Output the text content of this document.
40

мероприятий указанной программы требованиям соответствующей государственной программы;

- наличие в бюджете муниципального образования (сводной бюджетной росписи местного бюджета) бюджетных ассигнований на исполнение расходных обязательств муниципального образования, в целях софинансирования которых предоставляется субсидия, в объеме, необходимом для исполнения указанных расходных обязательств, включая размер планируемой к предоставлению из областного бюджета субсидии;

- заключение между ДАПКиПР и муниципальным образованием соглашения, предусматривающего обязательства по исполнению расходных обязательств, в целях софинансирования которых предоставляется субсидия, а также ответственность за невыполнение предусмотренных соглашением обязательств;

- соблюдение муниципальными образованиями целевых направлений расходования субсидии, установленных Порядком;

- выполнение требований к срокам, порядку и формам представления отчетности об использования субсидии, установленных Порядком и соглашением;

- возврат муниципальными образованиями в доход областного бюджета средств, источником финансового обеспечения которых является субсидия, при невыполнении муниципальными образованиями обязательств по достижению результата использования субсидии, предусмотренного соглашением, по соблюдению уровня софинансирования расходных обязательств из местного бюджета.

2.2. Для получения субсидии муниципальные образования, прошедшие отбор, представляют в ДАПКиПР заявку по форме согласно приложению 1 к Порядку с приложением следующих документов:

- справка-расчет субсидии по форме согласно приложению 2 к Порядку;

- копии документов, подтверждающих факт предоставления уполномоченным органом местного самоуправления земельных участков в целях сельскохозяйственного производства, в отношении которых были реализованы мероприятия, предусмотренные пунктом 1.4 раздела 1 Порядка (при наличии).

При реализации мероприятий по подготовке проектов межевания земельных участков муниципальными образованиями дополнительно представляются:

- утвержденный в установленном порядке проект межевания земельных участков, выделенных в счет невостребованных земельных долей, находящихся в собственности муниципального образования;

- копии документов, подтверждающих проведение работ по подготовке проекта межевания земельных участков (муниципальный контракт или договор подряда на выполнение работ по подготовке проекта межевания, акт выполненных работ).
+ + + + + + +
■ To be done
Reproduce the records word for word.

■ Solution for this problem
Output the text content of this document.
40

мероприятий указанной программы требованиям соответствующей государственной программы;

- наличие в бюджете муниципального образования (сводной бюджетной росписи местного бюджета) бюджетных ассигнований на исполнение расходных обязательств муниципального образования, в целях софинансирования которых предоставляется субсидия, в объеме, необходимом для исполнения указанных расходных обязательств, включая размер планируемой к предоставлению из областного бюджета субсидии;

- заключение между ДАПКиПР и муниципальным образованием соглашения, предусматривающего обязательства по исполнению расходных обязательств, в целях софинансирования которых предоставляется субсидия, а также ответственность за невыполнение предусмотренных соглашением обязательств;

- соблюдение муниципальными образованиями целевых направлений расходования субсидии, установленных Порядком;

- выполнение требований к срокам, порядку и формам представления отчетности об использования субсидии, установленных Порядком и соглашением;

- возврат муниципальными образованиями в доход областного бюджета средств, источником финансового обеспечения которых является субсидия, при невыполнении муниципальными образованиями обязательств по достижению результата использования субсидии, предусмотренного соглашением, по соблюдению уровня софинансирования расходных обязательств из местного бюджета.

2.2. Для получения субсидии муниципальные образования, прошедшие отбор, представляют в ДАПКиПР заявку по форме согласно приложению 1 к Порядку с приложением следующих документов:

- справка-расчет субсидии по форме согласно приложению 2 к Порядку;

- копии документов, подтверждающих факт предоставления уполномоченным органом местного самоуправления земельных участков в целях сельскохозяйственного производства, в отношении которых были реализованы мероприятия, предусмотренные пунктом 1.4 раздела 1 Порядка (при наличии).

При реализации мероприятий по подготовке проектов межевания земельных участков муниципальными образованиями дополнительно представляются:

- утвержденный в установленном порядке проект межевания земельных участков, выделенных в счет невостребованных земельных долей, находящихся в собственности муниципального образования;

- копии документов, подтверждающих проведение работ по подготовке проекта межевания земельных участков (муниципальный контракт или договор подряда на выполнение работ по подготовке проекта межевания, акт выполненных работ).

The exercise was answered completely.